- [Available records]
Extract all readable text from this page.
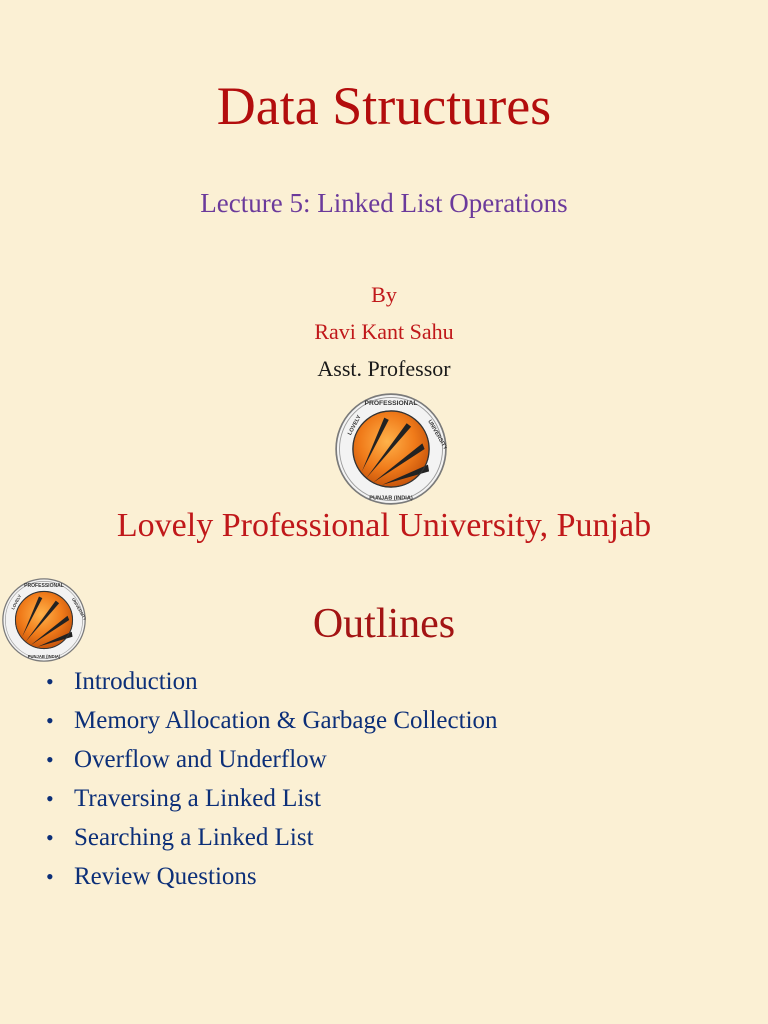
Data Structures
Lecture 5: Linked List Operations
By
Ravi Kant Sahu
Asst. Professor
Lovely Professional University, Punjab
Outlines
• Introduction
• Memory Allocation & Garbage Collection
• Overflow and Underflow
• Traversing a Linked List
• Searching a Linked List
• Review Questions
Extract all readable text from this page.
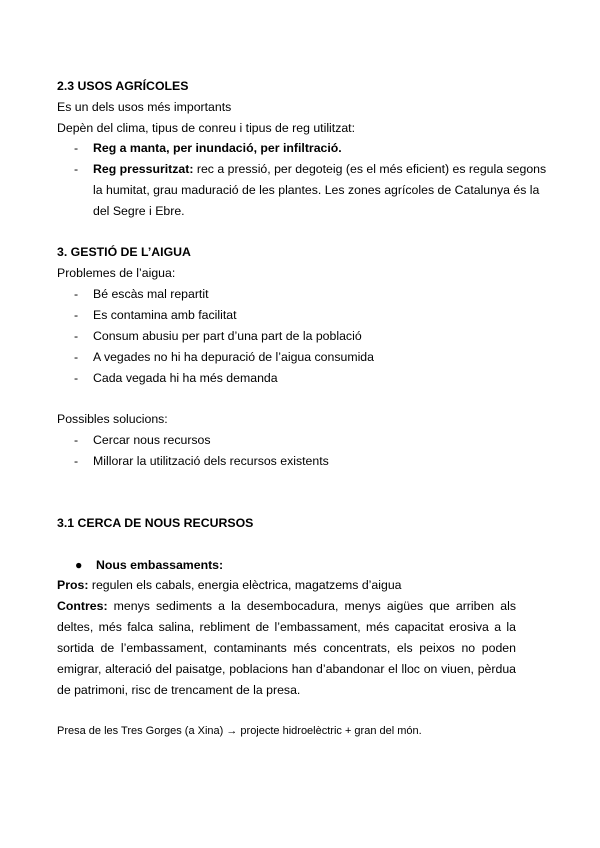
2.3 USOS AGRÍCOLES
Es un dels usos més importants
Depèn del clima, tipus de conreu i tipus de reg utilitzat:
- Reg a manta, per inundació, per infiltració.
- Reg pressuritzat: rec a pressió, per degoteig (es el més eficient) es regula segons
la humitat, grau maduració de les plantes. Les zones agrícoles de Catalunya és la
del Segre i Ebre.
3. GESTIÓ DE L’AIGUA
Problemes de l’aigua:
- Bé escàs mal repartit
- Es contamina amb facilitat
- Consum abusiu per part d’una part de la població
- A vegades no hi ha depuració de l’aigua consumida
- Cada vegada hi ha més demanda
Possibles solucions:
- Cercar nous recursos
- Millorar la utilització dels recursos existents
3.1 CERCA DE NOUS RECURSOS
● Nous embassaments:
Pros: regulen els cabals, energia elèctrica, magatzems d’aigua
Contres: menys sediments a la desembocadura, menys aigües que arriben als deltes, més falca salina, rebliment de l’embassament, més capacitat erosiva a la sortida de l’embassament, contaminants més concentrats, els peixos no poden emigrar, alteració del paisatge, poblacions han d’abandonar el lloc on viuen, pèrdua de patrimoni, risc de trencament de la presa.
Presa de les Tres Gorges (a Xina) → projecte hidroelèctric + gran del món.
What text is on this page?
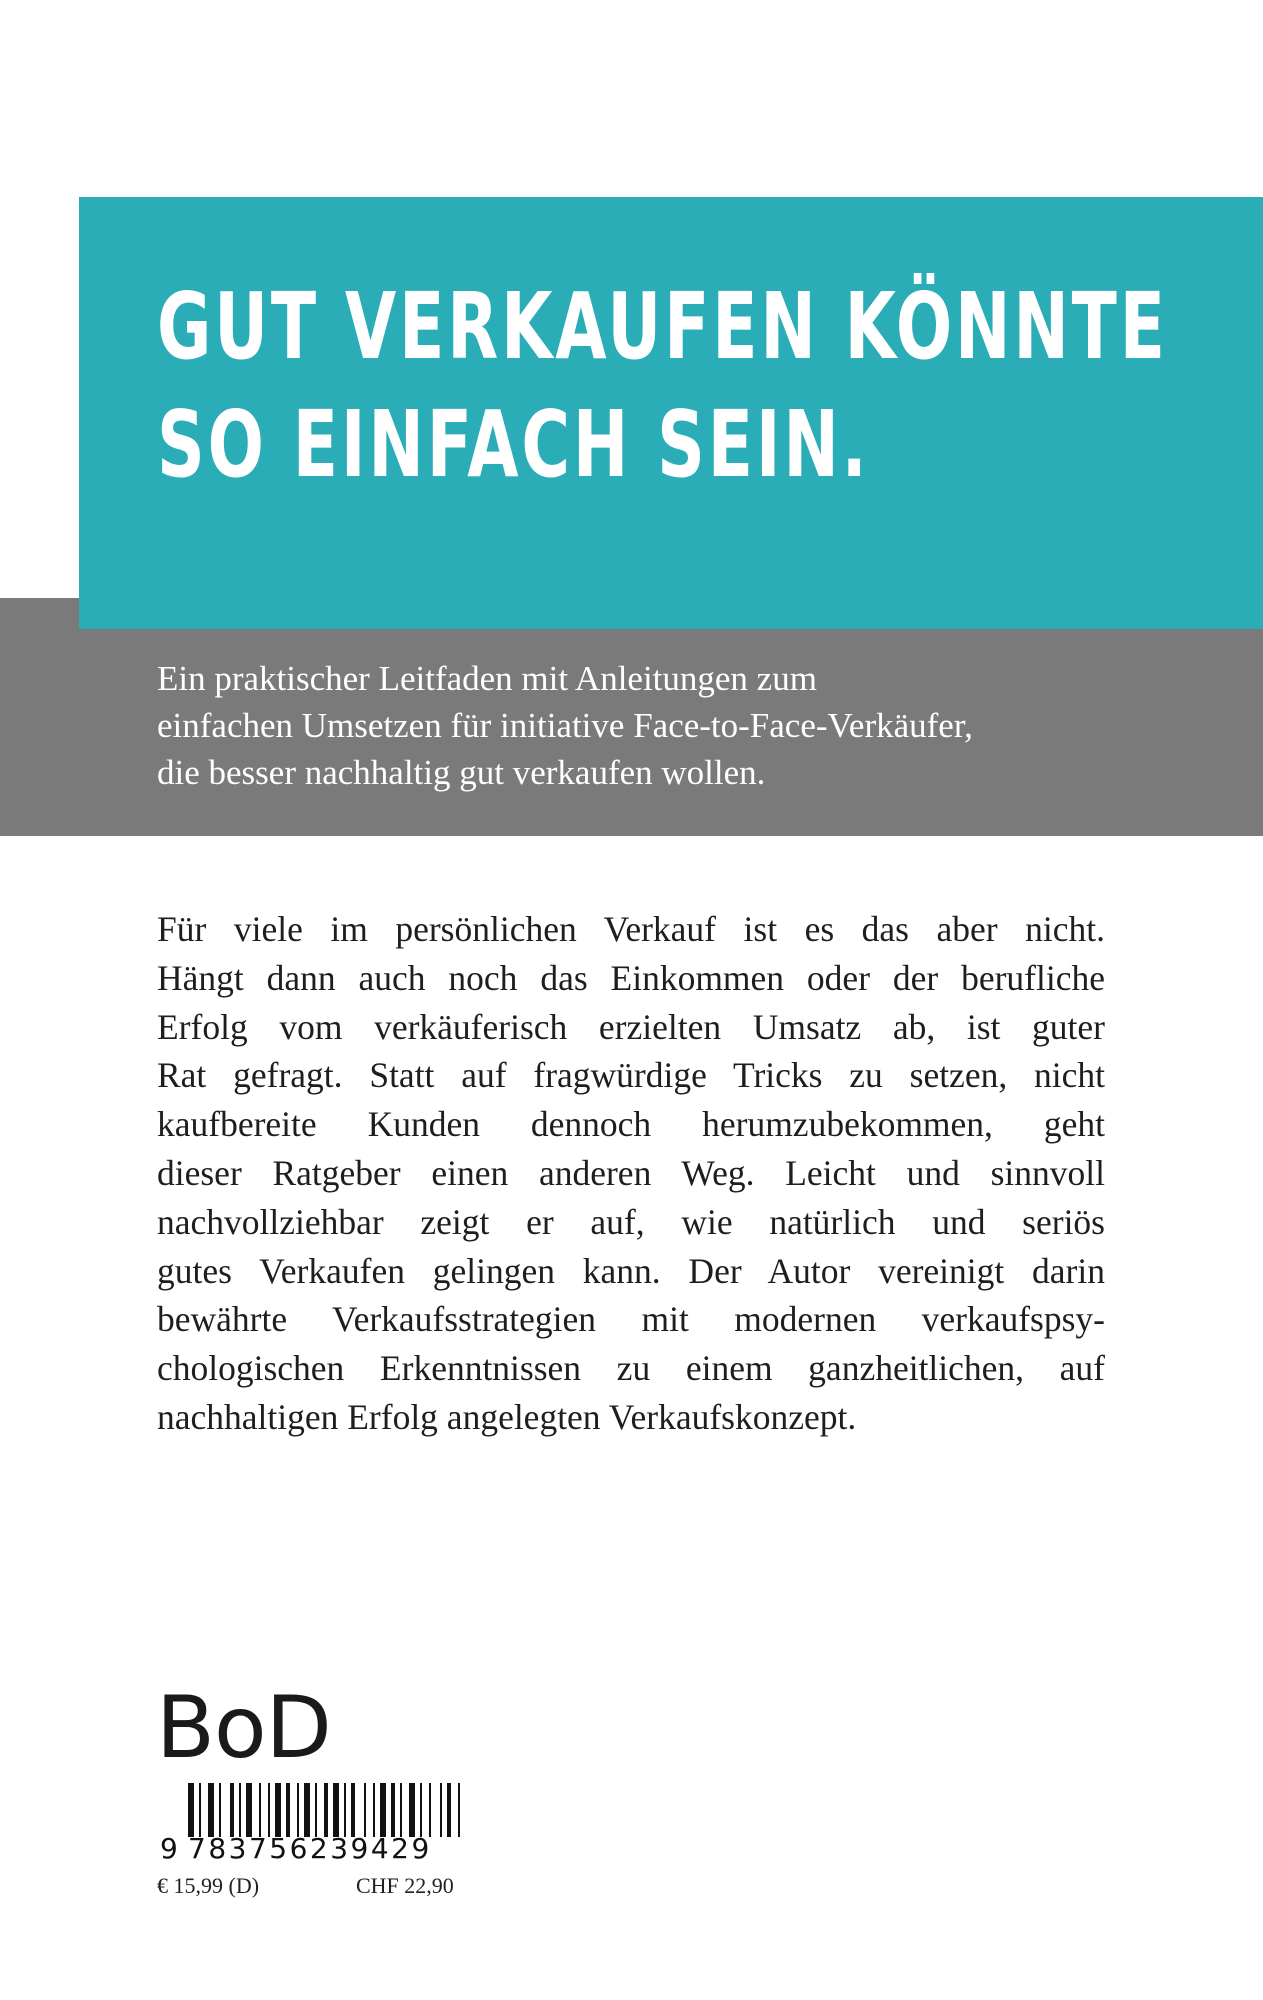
GUT VERKAUFEN KÖNNTE
SO EINFACH SEIN.

Ein praktischer Leitfaden mit Anleitungen zum
einfachen Umsetzen für initiative Face-to-Face-Verkäufer,
die besser nachhaltig gut verkaufen wollen.

Für viele im persönlichen Verkauf ist es das aber nicht.
Hängt dann auch noch das Einkommen oder der berufliche
Erfolg vom verkäuferisch erzielten Umsatz ab, ist guter
Rat gefragt. Statt auf fragwürdige Tricks zu setzen, nicht
kaufbereite Kunden dennoch herumzubekommen, geht
dieser Ratgeber einen anderen Weg. Leicht und sinnvoll
nachvollziehbar zeigt er auf, wie natürlich und seriös
gutes Verkaufen gelingen kann. Der Autor vereinigt darin
bewährte Verkaufsstrategien mit modernen verkaufspsy-
chologischen Erkenntnissen zu einem ganzheitlichen, auf
nachhaltigen Erfolg angelegten Verkaufskonzept.

BoD
9 783756239429
€ 15,99 (D)	CHF 22,90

- [The request]
Copy whichever lines in the listing above contain the word "Erfolg".

- [The result]
Erfolg vom verkäuferisch erzielten Umsatz ab, ist guter
nachhaltigen Erfolg angelegten Verkaufskonzept.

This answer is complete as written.